Stated exercise:
Write out the listing below without alteration, omitting its pictures.

--- Begin Available records ---

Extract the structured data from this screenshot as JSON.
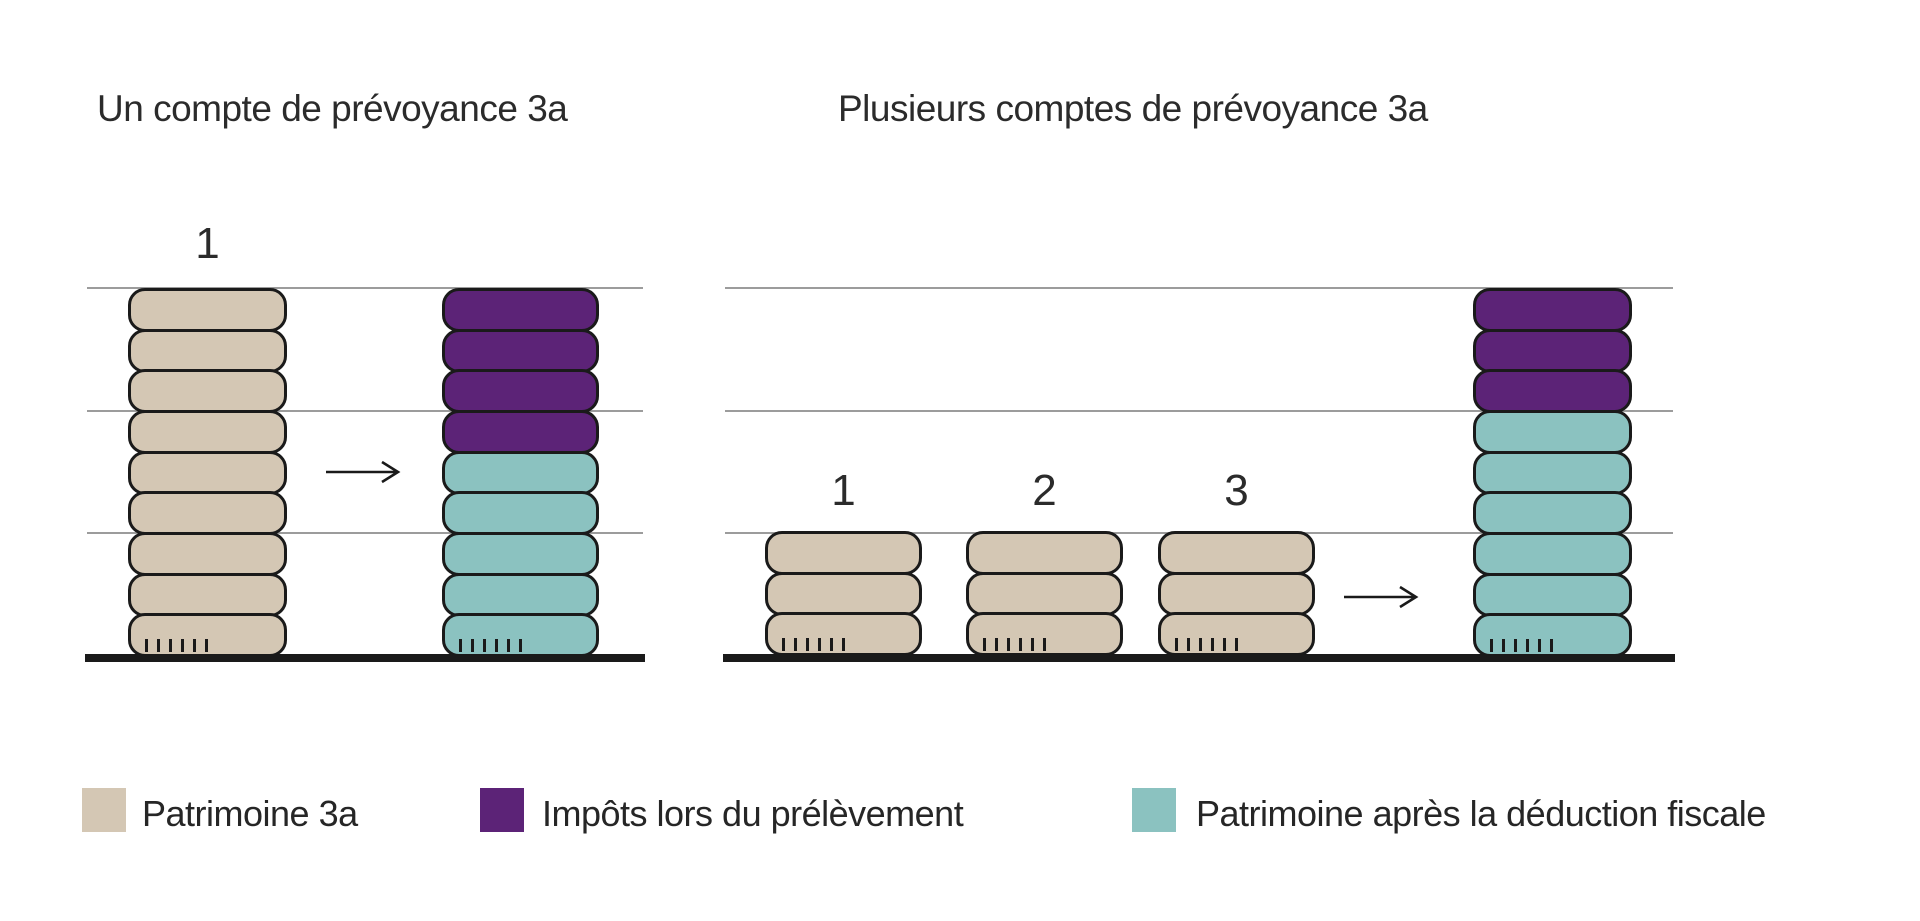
{
  "panel_left": {
    "title": "Un compte de prévoyance 3a",
    "stack_single": {
      "label": "1",
      "segments": [
        {
          "color": "patrimoine_3a",
          "count": 9
        }
      ]
    },
    "stack_result": {
      "segments": [
        {
          "color": "impots",
          "count": 4
        },
        {
          "color": "patrimoine_apres",
          "count": 5
        }
      ]
    }
  },
  "panel_right": {
    "title": "Plusieurs comptes de prévoyance 3a",
    "stack_1": {
      "label": "1",
      "segments": [
        {
          "color": "patrimoine_3a",
          "count": 3
        }
      ]
    },
    "stack_2": {
      "label": "2",
      "segments": [
        {
          "color": "patrimoine_3a",
          "count": 3
        }
      ]
    },
    "stack_3": {
      "label": "3",
      "segments": [
        {
          "color": "patrimoine_3a",
          "count": 3
        }
      ]
    },
    "stack_result": {
      "segments": [
        {
          "color": "impots",
          "count": 3
        },
        {
          "color": "patrimoine_apres",
          "count": 6
        }
      ]
    }
  },
  "legend": [
    {
      "label": "Patrimoine 3a",
      "color": "patrimoine_3a"
    },
    {
      "label": "Impôts lors du prélèvement",
      "color": "impots"
    },
    {
      "label": "Patrimoine après la déduction fiscale",
      "color": "patrimoine_apres"
    }
  ],
  "colors": {
    "patrimoine_3a": "#d4c7b4",
    "impots": "#5c2377",
    "patrimoine_apres": "#8bc2c0",
    "outline": "#1a1a1a",
    "gridline": "#9c9c9c",
    "baseline": "#1a1a1a",
    "text": "#262626"
  },
  "chart_data": {
    "type": "pictogram-stacked-bar",
    "unit": "coin (unité de patrimoine)",
    "gridline_levels_in_coins": [
      3,
      6,
      9
    ],
    "scenarios": [
      {
        "name": "Un compte de prévoyance 3a",
        "before": {
          "Patrimoine 3a": 9
        },
        "after": {
          "Impôts lors du prélèvement": 4,
          "Patrimoine après la déduction fiscale": 5
        }
      },
      {
        "name": "Plusieurs comptes de prévoyance 3a",
        "before": {
          "compte 1": 3,
          "compte 2": 3,
          "compte 3": 3
        },
        "after": {
          "Impôts lors du prélèvement": 3,
          "Patrimoine après la déduction fiscale": 6
        }
      }
    ]
  }
}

--- End Available records ---

Answer for this exercise:
Extract the structured data from this screenshot as JSON.
{
  "panel_left": {
    "title": "Un compte de prévoyance 3a",
    "stack_single": {
      "label": "1",
      "segments": [
        {
          "color": "patrimoine_3a",
          "count": 9
        }
      ]
    },
    "stack_result": {
      "segments": [
        {
          "color": "impots",
          "count": 4
        },
        {
          "color": "patrimoine_apres",
          "count": 5
        }
      ]
    }
  },
  "panel_right": {
    "title": "Plusieurs comptes de prévoyance 3a",
    "stack_1": {
      "label": "1",
      "segments": [
        {
          "color": "patrimoine_3a",
          "count": 3
        }
      ]
    },
    "stack_2": {
      "label": "2",
      "segments": [
        {
          "color": "patrimoine_3a",
          "count": 3
        }
      ]
    },
    "stack_3": {
      "label": "3",
      "segments": [
        {
          "color": "patrimoine_3a",
          "count": 3
        }
      ]
    },
    "stack_result": {
      "segments": [
        {
          "color": "impots",
          "count": 3
        },
        {
          "color": "patrimoine_apres",
          "count": 6
        }
      ]
    }
  },
  "legend": [
    {
      "label": "Patrimoine 3a",
      "color": "patrimoine_3a"
    },
    {
      "label": "Impôts lors du prélèvement",
      "color": "impots"
    },
    {
      "label": "Patrimoine après la déduction fiscale",
      "color": "patrimoine_apres"
    }
  ],
  "colors": {
    "patrimoine_3a": "#d4c7b4",
    "impots": "#5c2377",
    "patrimoine_apres": "#8bc2c0",
    "outline": "#1a1a1a",
    "gridline": "#9c9c9c",
    "baseline": "#1a1a1a",
    "text": "#262626"
  },
  "chart_data": {
    "type": "pictogram-stacked-bar",
    "unit": "coin (unité de patrimoine)",
    "gridline_levels_in_coins": [
      3,
      6,
      9
    ],
    "scenarios": [
      {
        "name": "Un compte de prévoyance 3a",
        "before": {
          "Patrimoine 3a": 9
        },
        "after": {
          "Impôts lors du prélèvement": 4,
          "Patrimoine après la déduction fiscale": 5
        }
      },
      {
        "name": "Plusieurs comptes de prévoyance 3a",
        "before": {
          "compte 1": 3,
          "compte 2": 3,
          "compte 3": 3
        },
        "after": {
          "Impôts lors du prélèvement": 3,
          "Patrimoine après la déduction fiscale": 6
        }
      }
    ]
  }
}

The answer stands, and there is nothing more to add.